[Aim]: Output all of the data below exactly as given.

--- Exercise input ---

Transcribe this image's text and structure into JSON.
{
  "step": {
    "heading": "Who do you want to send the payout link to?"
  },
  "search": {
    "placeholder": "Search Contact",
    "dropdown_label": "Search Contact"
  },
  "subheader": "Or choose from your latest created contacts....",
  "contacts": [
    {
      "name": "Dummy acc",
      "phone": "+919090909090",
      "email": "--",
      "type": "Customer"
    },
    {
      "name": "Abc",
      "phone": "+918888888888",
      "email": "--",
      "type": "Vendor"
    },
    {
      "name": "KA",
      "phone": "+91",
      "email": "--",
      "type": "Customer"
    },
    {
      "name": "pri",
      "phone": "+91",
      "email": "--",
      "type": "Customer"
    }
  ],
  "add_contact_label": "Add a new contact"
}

---

[Response]:
Transcribe this image's text and structure into JSON.
{
  "step": {
    "heading": "Who do you want to send the payout link to?"
  },
  "search": {
    "placeholder": "Search Contact",
    "dropdown_label": "Search Contact"
  },
  "subheader": "Or choose from your latest created contacts....",
  "contacts": [
    {
      "name": "Dummy acc",
      "phone": "+919090909090",
      "email": "--",
      "type": "Customer"
    },
    {
      "name": "Abc",
      "phone": "+918888888888",
      "email": "--",
      "type": "Vendor"
    },
    {
      "name": "KA",
      "phone": "+91",
      "email": "--",
      "type": "Customer"
    },
    {
      "name": "pri",
      "phone": "+91",
      "email": "--",
      "type": "Customer"
    }
  ],
  "add_contact_label": "Add a new contact"
}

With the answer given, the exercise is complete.